Written problem — Repeat the lines from the one containing "Serialize everything readable" through the last line of the data, exactly, pictures omitted.

--- Start Data supplied ---

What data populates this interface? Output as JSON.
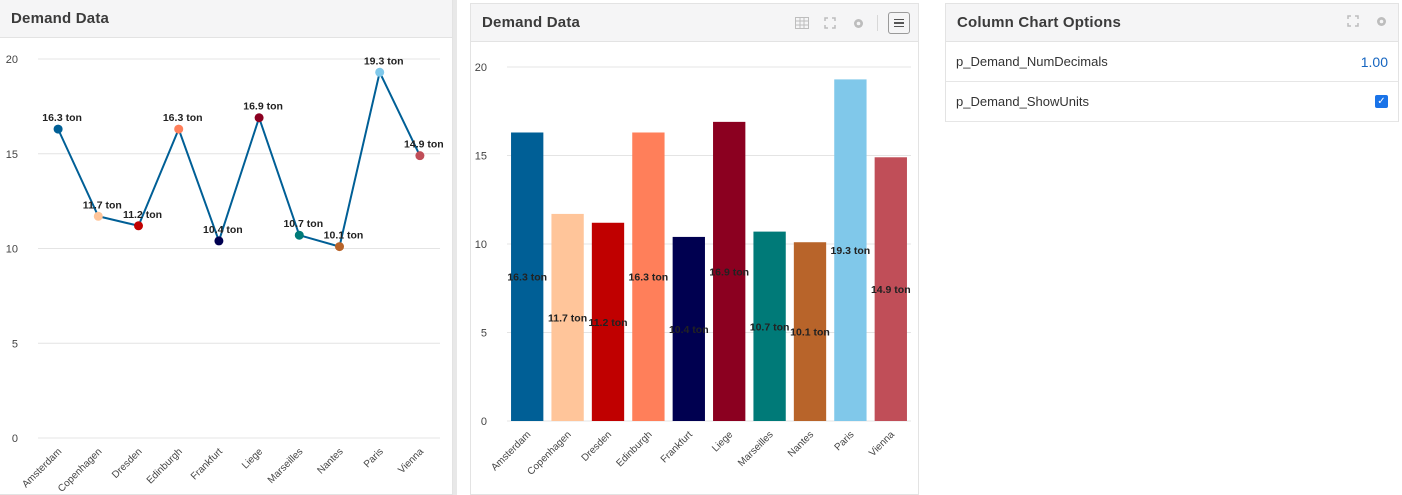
{
  "left_panel": {
    "title": "Demand Data"
  },
  "middle_panel": {
    "title": "Demand Data"
  },
  "right_panel": {
    "title": "Column Chart Options",
    "options": [
      {
        "name": "p_Demand_NumDecimals",
        "value": "1.00"
      },
      {
        "name": "p_Demand_ShowUnits",
        "checked": true
      }
    ]
  },
  "chart_data": [
    {
      "type": "line",
      "categories": [
        "Amsterdam",
        "Copenhagen",
        "Dresden",
        "Edinburgh",
        "Frankfurt",
        "Liege",
        "Marseilles",
        "Nantes",
        "Paris",
        "Vienna"
      ],
      "values": [
        16.3,
        11.7,
        11.2,
        16.3,
        10.4,
        16.9,
        10.7,
        10.1,
        19.3,
        14.9
      ],
      "labels": [
        "16.3 ton",
        "11.7 ton",
        "11.2 ton",
        "16.3 ton",
        "10.4 ton",
        "16.9 ton",
        "10.7 ton",
        "10.1 ton",
        "19.3 ton",
        "14.9 ton"
      ],
      "point_colors": [
        "#005f96",
        "#ffc59a",
        "#c00000",
        "#ff7f5a",
        "#000050",
        "#8b0020",
        "#007a78",
        "#b8642a",
        "#80c8ea",
        "#c04e58"
      ],
      "line_color": "#005f96",
      "ylim": [
        0,
        20
      ],
      "yticks": [
        "0",
        "5",
        "10",
        "15",
        "20"
      ],
      "grid": true
    },
    {
      "type": "bar",
      "categories": [
        "Amsterdam",
        "Copenhagen",
        "Dresden",
        "Edinburgh",
        "Frankfurt",
        "Liege",
        "Marseilles",
        "Nantes",
        "Paris",
        "Vienna"
      ],
      "values": [
        16.3,
        11.7,
        11.2,
        16.3,
        10.4,
        16.9,
        10.7,
        10.1,
        19.3,
        14.9
      ],
      "labels": [
        "16.3 ton",
        "11.7 ton",
        "11.2 ton",
        "16.3 ton",
        "10.4 ton",
        "16.9 ton",
        "10.7 ton",
        "10.1 ton",
        "19.3 ton",
        "14.9 ton"
      ],
      "bar_colors": [
        "#005f96",
        "#ffc59a",
        "#c00000",
        "#ff7f5a",
        "#000050",
        "#8b0020",
        "#007a78",
        "#b8642a",
        "#80c8ea",
        "#c04e58"
      ],
      "ylim": [
        0,
        20
      ],
      "yticks": [
        "0",
        "5",
        "10",
        "15",
        "20"
      ],
      "grid": true
    }
  ]
}
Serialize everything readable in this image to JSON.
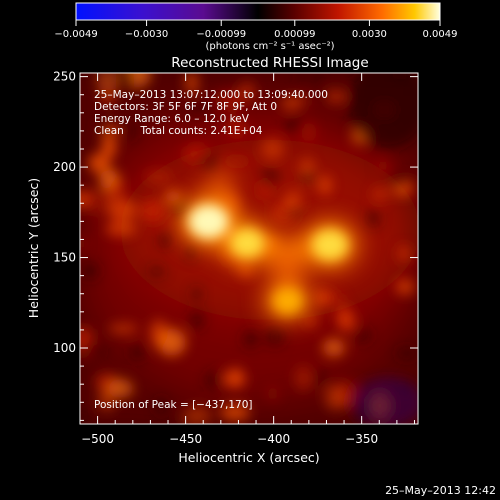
{
  "chart_data": {
    "type": "heatmap",
    "title": "Reconstructed RHESSI Image",
    "xlabel": "Heliocentric X (arcsec)",
    "ylabel": "Heliocentric Y (arcsec)",
    "xlim": [
      -510,
      -318
    ],
    "ylim": [
      58,
      252
    ],
    "x_ticks": [
      -500,
      -450,
      -400,
      -350
    ],
    "x_tick_labels": [
      "−500",
      "−450",
      "−400",
      "−350"
    ],
    "y_ticks": [
      100,
      150,
      200,
      250
    ],
    "y_tick_labels": [
      "100",
      "150",
      "200",
      "250"
    ],
    "colorbar": {
      "ticks": [
        -0.0049,
        -0.003,
        -0.00099,
        0.00099,
        0.003,
        0.0049
      ],
      "tick_labels": [
        "−0.0049",
        "−0.0030",
        "−0.00099",
        "0.00099",
        "0.0030",
        "0.0049"
      ],
      "units": "(photons cm⁻² s⁻¹ asec⁻²)",
      "range": [
        -0.0049,
        0.0049
      ]
    },
    "annotations": [
      "25–May–2013 13:07:12.000 to 13:09:40.000",
      "Detectors: 3F 5F 6F 7F 8F 9F, Att 0",
      "Energy Range: 6.0 – 12.0 keV",
      "Clean     Total counts: 2.41E+04"
    ],
    "peak_label": "Position of Peak = [−437,170]",
    "peak": {
      "x": -437,
      "y": 170
    },
    "sources": [
      {
        "x": -437,
        "y": 170,
        "peak": 0.0049
      },
      {
        "x": -415,
        "y": 158,
        "peak": 0.0038
      },
      {
        "x": -368,
        "y": 157,
        "peak": 0.0042
      },
      {
        "x": -392,
        "y": 126,
        "peak": 0.003
      }
    ],
    "grid": false
  },
  "timestamp": "25–May–2013 12:42"
}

--- End Data supplied ---

Answer to the exercise —
Serialize everything readable in this image to JSON.
{
  "chart_data": {
    "type": "heatmap",
    "title": "Reconstructed RHESSI Image",
    "xlabel": "Heliocentric X (arcsec)",
    "ylabel": "Heliocentric Y (arcsec)",
    "xlim": [
      -510,
      -318
    ],
    "ylim": [
      58,
      252
    ],
    "x_ticks": [
      -500,
      -450,
      -400,
      -350
    ],
    "x_tick_labels": [
      "−500",
      "−450",
      "−400",
      "−350"
    ],
    "y_ticks": [
      100,
      150,
      200,
      250
    ],
    "y_tick_labels": [
      "100",
      "150",
      "200",
      "250"
    ],
    "colorbar": {
      "ticks": [
        -0.0049,
        -0.003,
        -0.00099,
        0.00099,
        0.003,
        0.0049
      ],
      "tick_labels": [
        "−0.0049",
        "−0.0030",
        "−0.00099",
        "0.00099",
        "0.0030",
        "0.0049"
      ],
      "units": "(photons cm⁻² s⁻¹ asec⁻²)",
      "range": [
        -0.0049,
        0.0049
      ]
    },
    "annotations": [
      "25–May–2013 13:07:12.000 to 13:09:40.000",
      "Detectors: 3F 5F 6F 7F 8F 9F, Att 0",
      "Energy Range: 6.0 – 12.0 keV",
      "Clean     Total counts: 2.41E+04"
    ],
    "peak_label": "Position of Peak = [−437,170]",
    "peak": {
      "x": -437,
      "y": 170
    },
    "sources": [
      {
        "x": -437,
        "y": 170,
        "peak": 0.0049
      },
      {
        "x": -415,
        "y": 158,
        "peak": 0.0038
      },
      {
        "x": -368,
        "y": 157,
        "peak": 0.0042
      },
      {
        "x": -392,
        "y": 126,
        "peak": 0.003
      }
    ],
    "grid": false
  },
  "timestamp": "25–May–2013 12:42"
}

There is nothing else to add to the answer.